RECORDS PROVIDED
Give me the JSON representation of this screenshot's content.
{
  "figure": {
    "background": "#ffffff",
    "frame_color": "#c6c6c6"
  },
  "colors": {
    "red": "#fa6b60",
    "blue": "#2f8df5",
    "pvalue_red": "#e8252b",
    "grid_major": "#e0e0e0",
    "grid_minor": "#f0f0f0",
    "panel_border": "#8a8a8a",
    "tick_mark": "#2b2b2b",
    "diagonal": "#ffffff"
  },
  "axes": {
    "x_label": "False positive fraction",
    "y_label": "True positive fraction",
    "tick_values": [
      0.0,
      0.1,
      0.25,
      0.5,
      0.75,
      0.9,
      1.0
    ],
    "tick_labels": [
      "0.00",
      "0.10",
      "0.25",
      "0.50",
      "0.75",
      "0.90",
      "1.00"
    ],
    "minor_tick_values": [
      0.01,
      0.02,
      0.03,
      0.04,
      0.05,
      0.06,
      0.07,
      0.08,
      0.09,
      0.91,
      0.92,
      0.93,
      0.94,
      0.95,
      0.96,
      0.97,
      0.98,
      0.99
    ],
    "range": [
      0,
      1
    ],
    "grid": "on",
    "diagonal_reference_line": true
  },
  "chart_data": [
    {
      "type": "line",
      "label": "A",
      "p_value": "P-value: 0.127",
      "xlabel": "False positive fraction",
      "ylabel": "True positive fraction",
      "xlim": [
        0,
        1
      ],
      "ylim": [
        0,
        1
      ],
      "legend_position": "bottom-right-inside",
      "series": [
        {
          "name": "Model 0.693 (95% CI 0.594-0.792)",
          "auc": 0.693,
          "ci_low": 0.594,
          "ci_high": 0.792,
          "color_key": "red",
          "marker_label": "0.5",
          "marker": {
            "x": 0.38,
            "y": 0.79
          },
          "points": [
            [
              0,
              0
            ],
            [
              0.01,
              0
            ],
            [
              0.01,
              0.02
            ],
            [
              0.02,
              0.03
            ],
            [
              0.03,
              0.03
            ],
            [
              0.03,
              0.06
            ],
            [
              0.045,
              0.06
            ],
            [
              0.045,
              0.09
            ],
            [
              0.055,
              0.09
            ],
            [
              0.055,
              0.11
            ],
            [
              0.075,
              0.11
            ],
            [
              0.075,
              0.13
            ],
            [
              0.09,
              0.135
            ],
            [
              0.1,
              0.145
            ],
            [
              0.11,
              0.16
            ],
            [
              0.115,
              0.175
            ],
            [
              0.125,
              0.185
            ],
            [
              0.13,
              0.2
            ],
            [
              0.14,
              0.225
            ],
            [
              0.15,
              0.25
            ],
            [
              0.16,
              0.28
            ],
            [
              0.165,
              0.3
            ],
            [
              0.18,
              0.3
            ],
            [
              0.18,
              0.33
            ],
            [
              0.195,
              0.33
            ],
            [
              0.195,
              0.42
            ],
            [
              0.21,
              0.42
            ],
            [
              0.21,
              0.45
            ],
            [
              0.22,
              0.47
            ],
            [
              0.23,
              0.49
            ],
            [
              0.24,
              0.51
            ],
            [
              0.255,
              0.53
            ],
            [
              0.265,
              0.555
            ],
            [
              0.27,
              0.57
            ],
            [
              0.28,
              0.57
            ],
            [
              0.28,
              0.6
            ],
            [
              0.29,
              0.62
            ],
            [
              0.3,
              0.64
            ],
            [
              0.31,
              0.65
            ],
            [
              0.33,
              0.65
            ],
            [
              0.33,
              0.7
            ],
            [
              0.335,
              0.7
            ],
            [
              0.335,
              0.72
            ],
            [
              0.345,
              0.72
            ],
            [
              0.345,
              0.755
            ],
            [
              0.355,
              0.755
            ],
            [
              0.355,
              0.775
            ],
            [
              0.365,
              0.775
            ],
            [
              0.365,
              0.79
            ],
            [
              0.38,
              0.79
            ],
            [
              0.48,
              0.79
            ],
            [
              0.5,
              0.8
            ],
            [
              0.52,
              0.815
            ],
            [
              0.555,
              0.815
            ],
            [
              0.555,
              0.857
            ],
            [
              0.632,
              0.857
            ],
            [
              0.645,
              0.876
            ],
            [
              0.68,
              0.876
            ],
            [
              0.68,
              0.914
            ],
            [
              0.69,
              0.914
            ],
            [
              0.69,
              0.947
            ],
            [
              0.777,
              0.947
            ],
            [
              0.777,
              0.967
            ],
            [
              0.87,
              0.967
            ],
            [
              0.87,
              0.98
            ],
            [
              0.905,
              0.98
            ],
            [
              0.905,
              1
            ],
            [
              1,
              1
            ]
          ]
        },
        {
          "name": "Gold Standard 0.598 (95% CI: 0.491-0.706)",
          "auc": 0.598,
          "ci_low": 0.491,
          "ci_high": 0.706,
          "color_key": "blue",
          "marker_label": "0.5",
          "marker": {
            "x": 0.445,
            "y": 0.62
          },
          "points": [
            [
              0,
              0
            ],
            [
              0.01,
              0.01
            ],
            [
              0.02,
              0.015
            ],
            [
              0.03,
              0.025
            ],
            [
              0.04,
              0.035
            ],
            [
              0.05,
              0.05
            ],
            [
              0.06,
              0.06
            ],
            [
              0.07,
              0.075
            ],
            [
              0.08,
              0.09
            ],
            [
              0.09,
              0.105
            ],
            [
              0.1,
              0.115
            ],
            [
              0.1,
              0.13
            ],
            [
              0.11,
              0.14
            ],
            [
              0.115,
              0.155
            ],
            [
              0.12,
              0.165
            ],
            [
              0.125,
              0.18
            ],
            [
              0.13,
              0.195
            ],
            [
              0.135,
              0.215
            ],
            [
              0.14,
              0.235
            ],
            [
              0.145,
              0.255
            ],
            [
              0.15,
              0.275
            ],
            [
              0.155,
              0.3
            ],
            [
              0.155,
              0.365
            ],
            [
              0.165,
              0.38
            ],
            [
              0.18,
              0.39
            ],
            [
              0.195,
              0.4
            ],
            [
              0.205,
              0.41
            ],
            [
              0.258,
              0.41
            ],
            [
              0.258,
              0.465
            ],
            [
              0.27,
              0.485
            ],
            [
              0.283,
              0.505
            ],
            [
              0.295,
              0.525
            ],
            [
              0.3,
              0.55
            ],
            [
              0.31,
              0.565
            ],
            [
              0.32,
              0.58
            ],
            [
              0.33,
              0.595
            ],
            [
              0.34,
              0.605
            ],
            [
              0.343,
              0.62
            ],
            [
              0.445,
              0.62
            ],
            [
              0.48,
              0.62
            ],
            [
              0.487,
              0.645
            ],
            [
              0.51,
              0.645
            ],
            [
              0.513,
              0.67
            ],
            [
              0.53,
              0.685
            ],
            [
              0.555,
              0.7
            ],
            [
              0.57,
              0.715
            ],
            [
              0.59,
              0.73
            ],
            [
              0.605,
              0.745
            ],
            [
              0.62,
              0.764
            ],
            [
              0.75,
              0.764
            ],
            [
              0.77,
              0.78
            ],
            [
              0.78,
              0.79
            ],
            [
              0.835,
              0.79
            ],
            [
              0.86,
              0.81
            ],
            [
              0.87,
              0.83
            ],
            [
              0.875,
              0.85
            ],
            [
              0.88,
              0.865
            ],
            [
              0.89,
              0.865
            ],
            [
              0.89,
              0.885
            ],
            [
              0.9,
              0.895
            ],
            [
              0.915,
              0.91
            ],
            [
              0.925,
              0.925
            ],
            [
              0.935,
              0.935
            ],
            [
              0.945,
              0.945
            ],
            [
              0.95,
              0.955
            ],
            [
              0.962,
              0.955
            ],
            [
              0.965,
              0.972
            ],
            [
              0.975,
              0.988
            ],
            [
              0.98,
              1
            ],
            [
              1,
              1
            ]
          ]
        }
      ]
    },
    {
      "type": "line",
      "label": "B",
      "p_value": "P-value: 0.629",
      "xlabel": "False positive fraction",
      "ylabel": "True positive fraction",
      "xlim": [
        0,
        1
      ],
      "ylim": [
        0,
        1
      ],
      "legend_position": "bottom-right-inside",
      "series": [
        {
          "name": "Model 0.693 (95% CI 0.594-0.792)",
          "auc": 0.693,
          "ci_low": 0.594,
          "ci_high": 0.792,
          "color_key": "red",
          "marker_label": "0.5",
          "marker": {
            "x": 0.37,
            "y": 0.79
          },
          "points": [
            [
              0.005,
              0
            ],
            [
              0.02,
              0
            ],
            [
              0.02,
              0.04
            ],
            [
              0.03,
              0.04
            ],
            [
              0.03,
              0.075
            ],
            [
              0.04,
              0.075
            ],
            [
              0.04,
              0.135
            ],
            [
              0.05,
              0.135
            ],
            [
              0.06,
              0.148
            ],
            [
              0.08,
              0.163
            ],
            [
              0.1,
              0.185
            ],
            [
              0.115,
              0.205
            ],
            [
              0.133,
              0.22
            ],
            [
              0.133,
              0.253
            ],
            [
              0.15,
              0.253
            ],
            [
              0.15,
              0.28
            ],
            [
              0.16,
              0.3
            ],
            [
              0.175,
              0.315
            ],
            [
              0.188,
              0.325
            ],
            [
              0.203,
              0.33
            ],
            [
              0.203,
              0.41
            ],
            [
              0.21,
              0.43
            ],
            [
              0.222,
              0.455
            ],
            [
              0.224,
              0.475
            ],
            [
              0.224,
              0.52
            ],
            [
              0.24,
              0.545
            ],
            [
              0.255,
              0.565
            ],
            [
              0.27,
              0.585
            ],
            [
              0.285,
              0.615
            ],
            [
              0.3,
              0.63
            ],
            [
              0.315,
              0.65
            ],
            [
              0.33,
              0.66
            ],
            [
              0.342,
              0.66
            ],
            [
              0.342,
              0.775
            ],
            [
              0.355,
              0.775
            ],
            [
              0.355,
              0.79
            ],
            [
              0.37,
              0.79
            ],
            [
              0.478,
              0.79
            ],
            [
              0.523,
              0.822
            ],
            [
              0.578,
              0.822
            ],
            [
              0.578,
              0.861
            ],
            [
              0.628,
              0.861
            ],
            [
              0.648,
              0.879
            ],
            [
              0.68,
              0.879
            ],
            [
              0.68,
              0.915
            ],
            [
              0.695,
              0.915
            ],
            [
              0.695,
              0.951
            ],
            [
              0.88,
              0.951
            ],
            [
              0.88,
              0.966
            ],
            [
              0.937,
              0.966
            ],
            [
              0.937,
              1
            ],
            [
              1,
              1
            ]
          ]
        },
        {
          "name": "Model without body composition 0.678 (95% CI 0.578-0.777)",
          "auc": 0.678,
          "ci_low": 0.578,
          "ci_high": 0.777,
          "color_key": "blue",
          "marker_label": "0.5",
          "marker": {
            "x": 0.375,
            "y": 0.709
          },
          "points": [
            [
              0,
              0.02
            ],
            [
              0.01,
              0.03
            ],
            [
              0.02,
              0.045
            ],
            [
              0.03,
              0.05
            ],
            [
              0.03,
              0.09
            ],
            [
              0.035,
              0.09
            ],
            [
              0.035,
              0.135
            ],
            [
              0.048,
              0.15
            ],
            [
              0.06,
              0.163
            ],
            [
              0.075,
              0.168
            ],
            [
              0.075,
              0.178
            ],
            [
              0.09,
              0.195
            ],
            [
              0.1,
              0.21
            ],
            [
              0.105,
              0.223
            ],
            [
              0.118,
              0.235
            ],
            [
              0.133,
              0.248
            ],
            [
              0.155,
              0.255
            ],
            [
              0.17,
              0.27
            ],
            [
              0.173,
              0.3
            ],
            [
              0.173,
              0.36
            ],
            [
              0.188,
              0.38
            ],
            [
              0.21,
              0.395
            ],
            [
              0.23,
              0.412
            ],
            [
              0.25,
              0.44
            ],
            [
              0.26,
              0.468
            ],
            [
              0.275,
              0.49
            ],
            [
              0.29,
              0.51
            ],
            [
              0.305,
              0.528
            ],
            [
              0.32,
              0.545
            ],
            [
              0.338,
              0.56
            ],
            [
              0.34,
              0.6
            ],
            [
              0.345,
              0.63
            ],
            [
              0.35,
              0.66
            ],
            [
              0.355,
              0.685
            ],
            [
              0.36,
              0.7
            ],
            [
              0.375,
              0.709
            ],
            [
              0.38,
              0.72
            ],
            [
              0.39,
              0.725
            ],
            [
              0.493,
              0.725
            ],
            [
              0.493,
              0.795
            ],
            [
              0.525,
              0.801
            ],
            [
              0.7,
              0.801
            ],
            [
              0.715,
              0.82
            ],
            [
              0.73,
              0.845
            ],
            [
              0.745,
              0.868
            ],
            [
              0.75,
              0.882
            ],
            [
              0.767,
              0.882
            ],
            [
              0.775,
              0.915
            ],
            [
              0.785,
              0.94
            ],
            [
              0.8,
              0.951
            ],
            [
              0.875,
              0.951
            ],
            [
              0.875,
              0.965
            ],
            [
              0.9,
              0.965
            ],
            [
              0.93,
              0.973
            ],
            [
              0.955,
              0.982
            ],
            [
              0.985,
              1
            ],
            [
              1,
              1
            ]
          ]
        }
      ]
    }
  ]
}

EXERCISE DESCRIPTION
Each line above that includes "name" should be shown.

TASK RESPONSE
          "name": "Model 0.693 (95% CI 0.594-0.792)",
          "name": "Gold Standard 0.598 (95% CI: 0.491-0.706)",
          "name": "Model 0.693 (95% CI 0.594-0.792)",
          "name": "Model without body composition 0.678 (95% CI 0.578-0.777)",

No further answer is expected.